» **Instructions for the task**: Reproduce each record exactly.

◇ ◇ ◇

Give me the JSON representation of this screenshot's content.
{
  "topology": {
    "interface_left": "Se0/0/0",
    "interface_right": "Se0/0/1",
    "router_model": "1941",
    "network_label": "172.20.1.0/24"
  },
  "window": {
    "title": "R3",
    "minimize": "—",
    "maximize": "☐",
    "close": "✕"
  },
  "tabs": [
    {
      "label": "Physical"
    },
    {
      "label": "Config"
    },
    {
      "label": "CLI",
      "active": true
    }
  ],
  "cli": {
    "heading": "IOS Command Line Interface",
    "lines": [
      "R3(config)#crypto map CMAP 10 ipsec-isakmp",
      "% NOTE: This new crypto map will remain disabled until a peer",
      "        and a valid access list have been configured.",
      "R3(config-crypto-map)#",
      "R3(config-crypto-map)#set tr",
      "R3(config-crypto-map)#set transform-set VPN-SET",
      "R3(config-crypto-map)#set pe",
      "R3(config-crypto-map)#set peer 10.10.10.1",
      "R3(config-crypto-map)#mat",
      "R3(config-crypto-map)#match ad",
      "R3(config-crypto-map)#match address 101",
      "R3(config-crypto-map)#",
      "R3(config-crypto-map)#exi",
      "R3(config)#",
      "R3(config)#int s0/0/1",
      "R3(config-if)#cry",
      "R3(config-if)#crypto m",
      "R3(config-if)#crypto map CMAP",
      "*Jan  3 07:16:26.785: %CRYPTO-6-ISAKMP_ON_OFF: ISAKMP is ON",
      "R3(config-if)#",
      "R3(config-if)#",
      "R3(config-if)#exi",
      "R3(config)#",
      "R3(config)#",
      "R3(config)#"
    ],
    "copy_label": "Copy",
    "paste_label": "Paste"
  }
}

◇ ◇ ◇

» **The completed task**:
Give me the JSON representation of this screenshot's content.
{
  "topology": {
    "interface_left": "Se0/0/0",
    "interface_right": "Se0/0/1",
    "router_model": "1941",
    "network_label": "172.20.1.0/24"
  },
  "window": {
    "title": "R3",
    "minimize": "—",
    "maximize": "☐",
    "close": "✕"
  },
  "tabs": [
    {
      "label": "Physical"
    },
    {
      "label": "Config"
    },
    {
      "label": "CLI",
      "active": true
    }
  ],
  "cli": {
    "heading": "IOS Command Line Interface",
    "lines": [
      "R3(config)#crypto map CMAP 10 ipsec-isakmp",
      "% NOTE: This new crypto map will remain disabled until a peer",
      "        and a valid access list have been configured.",
      "R3(config-crypto-map)#",
      "R3(config-crypto-map)#set tr",
      "R3(config-crypto-map)#set transform-set VPN-SET",
      "R3(config-crypto-map)#set pe",
      "R3(config-crypto-map)#set peer 10.10.10.1",
      "R3(config-crypto-map)#mat",
      "R3(config-crypto-map)#match ad",
      "R3(config-crypto-map)#match address 101",
      "R3(config-crypto-map)#",
      "R3(config-crypto-map)#exi",
      "R3(config)#",
      "R3(config)#int s0/0/1",
      "R3(config-if)#cry",
      "R3(config-if)#crypto m",
      "R3(config-if)#crypto map CMAP",
      "*Jan  3 07:16:26.785: %CRYPTO-6-ISAKMP_ON_OFF: ISAKMP is ON",
      "R3(config-if)#",
      "R3(config-if)#",
      "R3(config-if)#exi",
      "R3(config)#",
      "R3(config)#",
      "R3(config)#"
    ],
    "copy_label": "Copy",
    "paste_label": "Paste"
  }
}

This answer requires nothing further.